Where a line holds the word "document", copy that line.

* * *

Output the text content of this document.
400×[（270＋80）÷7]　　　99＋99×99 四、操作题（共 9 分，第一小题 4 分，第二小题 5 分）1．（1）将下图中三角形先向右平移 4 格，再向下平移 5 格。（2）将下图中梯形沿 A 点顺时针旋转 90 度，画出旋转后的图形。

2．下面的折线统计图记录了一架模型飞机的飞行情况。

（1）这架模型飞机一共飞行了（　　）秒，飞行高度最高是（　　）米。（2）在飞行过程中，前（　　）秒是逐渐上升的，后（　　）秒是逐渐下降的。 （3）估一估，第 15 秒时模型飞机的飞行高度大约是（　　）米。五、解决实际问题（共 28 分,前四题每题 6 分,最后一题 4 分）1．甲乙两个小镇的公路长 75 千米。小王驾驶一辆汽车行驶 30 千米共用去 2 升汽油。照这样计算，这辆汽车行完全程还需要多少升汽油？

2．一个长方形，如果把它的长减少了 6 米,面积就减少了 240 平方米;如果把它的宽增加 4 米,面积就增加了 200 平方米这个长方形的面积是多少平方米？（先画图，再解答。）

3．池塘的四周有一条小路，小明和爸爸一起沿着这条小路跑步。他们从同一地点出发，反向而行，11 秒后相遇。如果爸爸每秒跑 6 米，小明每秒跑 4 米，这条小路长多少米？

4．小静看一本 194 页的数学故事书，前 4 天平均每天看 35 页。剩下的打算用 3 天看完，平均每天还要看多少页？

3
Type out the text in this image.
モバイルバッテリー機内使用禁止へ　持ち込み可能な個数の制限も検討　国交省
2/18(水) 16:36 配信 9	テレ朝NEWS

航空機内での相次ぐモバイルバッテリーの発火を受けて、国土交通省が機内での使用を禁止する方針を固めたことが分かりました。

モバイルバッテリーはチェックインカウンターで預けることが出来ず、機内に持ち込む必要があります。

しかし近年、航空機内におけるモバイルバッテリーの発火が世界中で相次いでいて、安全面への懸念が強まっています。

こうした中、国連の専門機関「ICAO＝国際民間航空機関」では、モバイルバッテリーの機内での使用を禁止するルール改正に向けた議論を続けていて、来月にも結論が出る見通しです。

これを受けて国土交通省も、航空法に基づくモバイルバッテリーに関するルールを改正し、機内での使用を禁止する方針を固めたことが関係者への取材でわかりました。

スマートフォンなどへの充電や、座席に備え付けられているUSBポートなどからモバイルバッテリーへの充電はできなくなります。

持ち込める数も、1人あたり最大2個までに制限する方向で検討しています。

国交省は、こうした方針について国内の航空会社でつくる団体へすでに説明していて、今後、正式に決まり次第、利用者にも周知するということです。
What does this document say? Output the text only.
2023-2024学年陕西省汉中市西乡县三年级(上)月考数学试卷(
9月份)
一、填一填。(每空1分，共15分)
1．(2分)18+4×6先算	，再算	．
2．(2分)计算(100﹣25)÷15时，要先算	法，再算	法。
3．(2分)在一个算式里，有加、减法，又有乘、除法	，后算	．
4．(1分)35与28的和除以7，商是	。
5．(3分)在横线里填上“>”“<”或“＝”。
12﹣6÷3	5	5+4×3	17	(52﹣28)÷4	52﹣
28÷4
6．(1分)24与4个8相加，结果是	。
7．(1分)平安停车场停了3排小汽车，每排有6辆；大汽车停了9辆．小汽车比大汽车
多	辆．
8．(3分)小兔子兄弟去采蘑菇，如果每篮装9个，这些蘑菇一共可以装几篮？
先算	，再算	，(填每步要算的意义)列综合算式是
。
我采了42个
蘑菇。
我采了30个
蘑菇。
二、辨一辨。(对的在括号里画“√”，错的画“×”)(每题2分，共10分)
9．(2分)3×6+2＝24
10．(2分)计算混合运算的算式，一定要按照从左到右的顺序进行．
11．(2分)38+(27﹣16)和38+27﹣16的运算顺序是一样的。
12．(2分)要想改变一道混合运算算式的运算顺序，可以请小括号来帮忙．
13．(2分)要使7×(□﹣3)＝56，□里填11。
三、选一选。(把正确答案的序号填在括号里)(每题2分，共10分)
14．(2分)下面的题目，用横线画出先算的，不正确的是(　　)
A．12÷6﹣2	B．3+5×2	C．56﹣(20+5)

* * *

Result:
Output the text content of this document.
What does this document say? Output the text only.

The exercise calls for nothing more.